Problem to work on >> Copy, from the entries below, each line in which the string "error" appears.

Data entries
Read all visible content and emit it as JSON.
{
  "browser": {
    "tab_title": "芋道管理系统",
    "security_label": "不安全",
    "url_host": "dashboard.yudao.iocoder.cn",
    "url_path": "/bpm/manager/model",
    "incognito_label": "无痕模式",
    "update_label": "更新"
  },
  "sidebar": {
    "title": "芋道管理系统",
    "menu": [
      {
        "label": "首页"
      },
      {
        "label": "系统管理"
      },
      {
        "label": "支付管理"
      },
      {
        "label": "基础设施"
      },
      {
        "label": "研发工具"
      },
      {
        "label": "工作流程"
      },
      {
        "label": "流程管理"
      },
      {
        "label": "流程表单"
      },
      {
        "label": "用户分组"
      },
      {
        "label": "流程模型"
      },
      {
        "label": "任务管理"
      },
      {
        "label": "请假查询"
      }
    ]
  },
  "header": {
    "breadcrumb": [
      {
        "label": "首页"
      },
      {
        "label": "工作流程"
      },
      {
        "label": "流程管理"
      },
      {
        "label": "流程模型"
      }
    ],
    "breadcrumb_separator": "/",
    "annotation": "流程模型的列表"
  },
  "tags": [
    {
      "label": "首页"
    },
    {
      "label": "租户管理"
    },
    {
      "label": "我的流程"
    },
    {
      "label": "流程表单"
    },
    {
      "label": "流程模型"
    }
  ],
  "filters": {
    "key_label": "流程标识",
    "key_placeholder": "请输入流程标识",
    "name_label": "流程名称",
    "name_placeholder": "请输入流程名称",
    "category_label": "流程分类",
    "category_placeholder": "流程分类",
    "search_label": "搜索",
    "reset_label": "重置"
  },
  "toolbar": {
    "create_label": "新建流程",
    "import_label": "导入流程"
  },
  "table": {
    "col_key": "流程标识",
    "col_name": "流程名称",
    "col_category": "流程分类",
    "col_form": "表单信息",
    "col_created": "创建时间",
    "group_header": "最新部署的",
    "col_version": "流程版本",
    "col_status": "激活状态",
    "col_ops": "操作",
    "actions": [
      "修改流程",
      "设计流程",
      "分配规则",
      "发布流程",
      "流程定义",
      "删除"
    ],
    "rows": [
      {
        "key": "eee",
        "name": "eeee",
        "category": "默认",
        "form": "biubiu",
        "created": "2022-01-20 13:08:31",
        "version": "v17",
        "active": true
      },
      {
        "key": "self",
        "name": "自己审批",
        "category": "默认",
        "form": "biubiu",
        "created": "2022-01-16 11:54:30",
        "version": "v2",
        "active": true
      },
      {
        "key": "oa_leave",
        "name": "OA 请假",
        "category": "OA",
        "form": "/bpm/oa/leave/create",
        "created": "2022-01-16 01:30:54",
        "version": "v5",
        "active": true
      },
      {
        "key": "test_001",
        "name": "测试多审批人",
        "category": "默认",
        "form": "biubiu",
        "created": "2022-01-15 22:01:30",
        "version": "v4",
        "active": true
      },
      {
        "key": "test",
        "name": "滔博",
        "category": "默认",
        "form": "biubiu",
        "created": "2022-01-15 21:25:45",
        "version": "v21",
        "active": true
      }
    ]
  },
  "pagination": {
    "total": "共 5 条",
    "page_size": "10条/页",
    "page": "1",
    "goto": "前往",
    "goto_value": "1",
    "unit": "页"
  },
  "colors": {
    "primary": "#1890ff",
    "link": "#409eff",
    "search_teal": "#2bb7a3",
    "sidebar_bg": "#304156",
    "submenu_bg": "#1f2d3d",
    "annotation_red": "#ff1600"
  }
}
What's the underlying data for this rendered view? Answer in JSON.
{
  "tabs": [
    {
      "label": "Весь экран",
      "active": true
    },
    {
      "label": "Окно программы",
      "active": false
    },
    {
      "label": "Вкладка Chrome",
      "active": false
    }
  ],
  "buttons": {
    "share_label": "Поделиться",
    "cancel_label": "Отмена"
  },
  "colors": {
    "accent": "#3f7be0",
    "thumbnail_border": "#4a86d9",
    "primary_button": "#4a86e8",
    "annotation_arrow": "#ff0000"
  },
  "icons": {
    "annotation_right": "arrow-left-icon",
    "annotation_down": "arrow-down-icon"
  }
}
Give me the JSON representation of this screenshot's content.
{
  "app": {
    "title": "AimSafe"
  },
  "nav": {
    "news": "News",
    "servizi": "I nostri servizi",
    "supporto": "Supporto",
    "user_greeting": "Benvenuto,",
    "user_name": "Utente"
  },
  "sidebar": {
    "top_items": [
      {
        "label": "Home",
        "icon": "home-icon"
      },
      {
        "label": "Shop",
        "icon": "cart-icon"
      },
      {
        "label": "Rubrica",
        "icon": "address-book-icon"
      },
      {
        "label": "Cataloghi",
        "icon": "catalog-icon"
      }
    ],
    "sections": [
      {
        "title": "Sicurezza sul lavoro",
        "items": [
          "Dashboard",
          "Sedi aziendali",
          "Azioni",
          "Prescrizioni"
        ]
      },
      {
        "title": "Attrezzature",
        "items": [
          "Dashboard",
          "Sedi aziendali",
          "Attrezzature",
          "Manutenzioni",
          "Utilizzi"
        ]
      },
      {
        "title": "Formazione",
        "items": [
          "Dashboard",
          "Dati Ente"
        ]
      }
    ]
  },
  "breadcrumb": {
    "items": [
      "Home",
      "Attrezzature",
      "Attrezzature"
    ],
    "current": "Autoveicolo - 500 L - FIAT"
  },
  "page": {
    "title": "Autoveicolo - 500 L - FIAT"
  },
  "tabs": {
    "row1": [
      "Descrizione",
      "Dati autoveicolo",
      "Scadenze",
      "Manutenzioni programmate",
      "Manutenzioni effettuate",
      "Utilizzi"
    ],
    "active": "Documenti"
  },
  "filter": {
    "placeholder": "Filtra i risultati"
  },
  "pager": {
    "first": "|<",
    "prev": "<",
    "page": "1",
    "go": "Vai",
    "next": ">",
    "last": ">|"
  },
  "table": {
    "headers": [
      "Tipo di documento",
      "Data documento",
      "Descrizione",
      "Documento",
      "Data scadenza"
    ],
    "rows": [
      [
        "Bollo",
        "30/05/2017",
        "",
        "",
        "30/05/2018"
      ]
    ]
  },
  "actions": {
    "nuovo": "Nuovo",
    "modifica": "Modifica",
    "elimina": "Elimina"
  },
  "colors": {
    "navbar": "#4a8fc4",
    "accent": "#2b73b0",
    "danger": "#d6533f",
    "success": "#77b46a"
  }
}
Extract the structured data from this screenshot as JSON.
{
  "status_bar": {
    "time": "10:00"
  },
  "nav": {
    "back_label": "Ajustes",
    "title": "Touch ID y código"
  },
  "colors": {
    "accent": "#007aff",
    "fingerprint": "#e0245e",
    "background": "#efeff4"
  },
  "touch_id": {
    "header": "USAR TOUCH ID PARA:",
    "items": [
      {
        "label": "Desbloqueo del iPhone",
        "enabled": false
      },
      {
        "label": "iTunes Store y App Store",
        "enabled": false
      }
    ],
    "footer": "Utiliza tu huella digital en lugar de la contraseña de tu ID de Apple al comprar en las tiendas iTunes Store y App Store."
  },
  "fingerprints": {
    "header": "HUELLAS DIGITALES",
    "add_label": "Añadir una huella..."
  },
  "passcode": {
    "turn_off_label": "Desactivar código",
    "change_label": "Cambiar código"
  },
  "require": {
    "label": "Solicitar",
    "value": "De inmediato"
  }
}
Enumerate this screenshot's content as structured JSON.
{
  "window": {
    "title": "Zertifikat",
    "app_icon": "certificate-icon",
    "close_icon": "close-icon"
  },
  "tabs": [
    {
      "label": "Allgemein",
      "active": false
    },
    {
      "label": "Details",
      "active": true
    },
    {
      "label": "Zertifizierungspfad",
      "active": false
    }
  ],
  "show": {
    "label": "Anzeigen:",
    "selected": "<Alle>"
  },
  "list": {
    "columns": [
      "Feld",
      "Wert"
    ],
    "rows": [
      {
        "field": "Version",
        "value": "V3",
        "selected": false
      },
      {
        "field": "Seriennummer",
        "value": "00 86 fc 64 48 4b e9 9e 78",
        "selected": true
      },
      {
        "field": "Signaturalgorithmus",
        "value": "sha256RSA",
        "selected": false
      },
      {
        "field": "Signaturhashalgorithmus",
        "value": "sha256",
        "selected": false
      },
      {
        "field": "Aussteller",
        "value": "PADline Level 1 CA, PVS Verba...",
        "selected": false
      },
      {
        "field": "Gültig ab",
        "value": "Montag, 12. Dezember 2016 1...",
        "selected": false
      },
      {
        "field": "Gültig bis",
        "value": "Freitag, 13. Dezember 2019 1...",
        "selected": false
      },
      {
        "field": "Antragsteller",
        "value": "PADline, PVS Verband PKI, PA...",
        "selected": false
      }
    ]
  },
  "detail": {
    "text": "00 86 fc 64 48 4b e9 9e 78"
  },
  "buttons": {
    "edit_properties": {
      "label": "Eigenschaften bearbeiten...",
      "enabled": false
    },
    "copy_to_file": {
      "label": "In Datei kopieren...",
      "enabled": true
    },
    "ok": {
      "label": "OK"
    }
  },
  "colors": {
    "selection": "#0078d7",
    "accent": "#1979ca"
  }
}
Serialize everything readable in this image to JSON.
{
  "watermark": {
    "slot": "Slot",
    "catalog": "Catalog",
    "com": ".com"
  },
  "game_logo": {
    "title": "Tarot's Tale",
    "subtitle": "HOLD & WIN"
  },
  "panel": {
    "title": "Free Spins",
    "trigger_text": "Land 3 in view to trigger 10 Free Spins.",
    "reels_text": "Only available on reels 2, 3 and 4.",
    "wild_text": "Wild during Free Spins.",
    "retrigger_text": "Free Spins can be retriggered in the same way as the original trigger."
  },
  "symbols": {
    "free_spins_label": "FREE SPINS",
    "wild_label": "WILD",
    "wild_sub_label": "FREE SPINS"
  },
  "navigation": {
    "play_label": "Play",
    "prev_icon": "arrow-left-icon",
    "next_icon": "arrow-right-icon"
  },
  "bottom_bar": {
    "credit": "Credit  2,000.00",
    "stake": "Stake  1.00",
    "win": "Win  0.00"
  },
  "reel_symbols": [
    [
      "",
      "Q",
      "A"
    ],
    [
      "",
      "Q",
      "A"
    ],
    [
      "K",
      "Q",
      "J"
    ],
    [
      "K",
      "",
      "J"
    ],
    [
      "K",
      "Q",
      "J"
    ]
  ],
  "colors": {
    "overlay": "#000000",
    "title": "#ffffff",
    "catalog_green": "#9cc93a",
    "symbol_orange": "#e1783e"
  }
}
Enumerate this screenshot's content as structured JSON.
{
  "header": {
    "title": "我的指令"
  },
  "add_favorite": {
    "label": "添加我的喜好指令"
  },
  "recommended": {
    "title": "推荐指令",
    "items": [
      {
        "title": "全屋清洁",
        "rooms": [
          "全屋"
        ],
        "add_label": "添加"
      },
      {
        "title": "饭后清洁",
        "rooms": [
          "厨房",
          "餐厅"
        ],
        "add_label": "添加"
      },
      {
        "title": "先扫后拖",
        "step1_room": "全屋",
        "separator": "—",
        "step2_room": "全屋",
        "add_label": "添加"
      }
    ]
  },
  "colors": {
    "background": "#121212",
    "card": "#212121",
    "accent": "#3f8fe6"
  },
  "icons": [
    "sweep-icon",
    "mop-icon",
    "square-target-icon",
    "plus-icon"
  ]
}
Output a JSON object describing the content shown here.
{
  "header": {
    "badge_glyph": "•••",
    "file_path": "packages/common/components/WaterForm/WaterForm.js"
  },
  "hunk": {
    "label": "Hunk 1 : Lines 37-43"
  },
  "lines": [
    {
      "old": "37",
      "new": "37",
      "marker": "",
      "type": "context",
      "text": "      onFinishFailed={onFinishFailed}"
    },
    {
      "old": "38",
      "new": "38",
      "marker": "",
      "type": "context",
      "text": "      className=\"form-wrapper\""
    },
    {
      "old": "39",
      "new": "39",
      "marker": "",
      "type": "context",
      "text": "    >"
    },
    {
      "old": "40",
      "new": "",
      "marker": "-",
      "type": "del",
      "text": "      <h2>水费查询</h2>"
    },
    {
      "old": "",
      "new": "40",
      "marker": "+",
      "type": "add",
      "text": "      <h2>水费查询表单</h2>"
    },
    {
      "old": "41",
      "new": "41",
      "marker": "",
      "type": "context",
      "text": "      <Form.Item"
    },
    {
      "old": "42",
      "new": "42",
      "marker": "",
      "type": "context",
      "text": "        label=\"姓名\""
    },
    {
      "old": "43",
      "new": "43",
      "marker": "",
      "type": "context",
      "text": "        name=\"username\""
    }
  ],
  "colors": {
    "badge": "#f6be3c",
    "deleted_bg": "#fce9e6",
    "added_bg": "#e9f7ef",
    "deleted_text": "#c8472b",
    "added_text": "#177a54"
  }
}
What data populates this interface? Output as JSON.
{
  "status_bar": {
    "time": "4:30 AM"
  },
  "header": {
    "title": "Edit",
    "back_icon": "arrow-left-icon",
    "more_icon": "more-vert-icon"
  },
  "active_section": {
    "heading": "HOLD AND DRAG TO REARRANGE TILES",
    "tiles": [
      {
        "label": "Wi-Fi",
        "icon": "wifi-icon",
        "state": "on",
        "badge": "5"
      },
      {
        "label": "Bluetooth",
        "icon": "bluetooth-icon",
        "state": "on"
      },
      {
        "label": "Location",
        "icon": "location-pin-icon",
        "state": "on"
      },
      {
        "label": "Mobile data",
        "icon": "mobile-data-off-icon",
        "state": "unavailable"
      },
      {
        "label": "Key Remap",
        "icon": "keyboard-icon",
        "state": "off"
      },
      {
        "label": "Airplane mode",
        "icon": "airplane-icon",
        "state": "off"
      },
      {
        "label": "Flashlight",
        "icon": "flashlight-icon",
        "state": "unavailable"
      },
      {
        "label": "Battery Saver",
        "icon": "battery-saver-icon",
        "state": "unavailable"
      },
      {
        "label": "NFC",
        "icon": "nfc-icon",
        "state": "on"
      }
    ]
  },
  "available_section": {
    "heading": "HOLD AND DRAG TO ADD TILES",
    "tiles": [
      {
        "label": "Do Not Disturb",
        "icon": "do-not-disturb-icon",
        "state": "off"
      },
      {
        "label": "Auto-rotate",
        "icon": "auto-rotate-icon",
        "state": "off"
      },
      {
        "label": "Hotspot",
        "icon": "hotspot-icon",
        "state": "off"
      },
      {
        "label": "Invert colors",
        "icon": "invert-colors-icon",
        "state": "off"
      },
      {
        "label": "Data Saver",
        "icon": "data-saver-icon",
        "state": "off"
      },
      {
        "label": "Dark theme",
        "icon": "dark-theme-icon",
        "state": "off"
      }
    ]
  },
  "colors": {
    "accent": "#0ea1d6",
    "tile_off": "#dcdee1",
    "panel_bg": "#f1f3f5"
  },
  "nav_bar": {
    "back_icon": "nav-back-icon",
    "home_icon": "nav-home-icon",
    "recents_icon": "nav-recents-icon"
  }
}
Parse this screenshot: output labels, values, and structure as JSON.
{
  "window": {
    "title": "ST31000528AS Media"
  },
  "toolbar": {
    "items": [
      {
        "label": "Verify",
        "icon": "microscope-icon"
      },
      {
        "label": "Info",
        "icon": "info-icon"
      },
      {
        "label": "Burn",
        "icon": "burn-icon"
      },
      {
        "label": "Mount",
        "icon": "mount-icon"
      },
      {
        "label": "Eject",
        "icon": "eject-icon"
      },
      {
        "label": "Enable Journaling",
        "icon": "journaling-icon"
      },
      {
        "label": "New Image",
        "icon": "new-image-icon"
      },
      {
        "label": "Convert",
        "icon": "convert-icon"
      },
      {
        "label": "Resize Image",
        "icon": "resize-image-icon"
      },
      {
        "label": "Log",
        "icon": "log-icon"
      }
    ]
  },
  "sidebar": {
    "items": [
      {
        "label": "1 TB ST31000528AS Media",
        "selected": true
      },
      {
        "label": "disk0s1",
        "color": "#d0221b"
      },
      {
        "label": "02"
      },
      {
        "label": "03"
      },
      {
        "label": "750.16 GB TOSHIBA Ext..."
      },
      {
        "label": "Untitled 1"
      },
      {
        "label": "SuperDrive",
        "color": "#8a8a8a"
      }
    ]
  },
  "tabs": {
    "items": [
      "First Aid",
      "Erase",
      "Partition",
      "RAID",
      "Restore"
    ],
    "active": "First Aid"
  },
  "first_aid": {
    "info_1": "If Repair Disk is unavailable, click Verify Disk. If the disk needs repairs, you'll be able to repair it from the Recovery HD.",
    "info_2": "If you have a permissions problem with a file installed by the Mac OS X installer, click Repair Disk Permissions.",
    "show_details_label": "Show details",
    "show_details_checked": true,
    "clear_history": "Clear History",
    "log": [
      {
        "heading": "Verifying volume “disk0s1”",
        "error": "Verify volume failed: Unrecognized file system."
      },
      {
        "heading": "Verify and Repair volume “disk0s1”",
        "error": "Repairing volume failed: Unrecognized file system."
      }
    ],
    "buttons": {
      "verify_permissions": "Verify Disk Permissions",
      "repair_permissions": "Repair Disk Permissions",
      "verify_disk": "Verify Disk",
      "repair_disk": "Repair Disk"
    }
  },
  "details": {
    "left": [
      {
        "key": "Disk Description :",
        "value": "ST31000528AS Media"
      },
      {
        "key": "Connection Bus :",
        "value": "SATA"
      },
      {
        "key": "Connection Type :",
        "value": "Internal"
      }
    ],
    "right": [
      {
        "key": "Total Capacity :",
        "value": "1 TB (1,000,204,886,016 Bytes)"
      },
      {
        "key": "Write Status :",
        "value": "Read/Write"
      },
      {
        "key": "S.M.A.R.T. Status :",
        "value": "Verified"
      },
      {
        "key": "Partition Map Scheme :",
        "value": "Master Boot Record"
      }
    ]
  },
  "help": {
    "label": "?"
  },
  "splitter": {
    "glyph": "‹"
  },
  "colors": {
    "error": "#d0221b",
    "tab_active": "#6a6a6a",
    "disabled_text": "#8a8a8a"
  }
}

Solution for this exercise >>
        "error": "Verify volume failed: Unrecognized file system."
        "error": "Repairing volume failed: Unrecognized file system."
    "error": "#d0221b",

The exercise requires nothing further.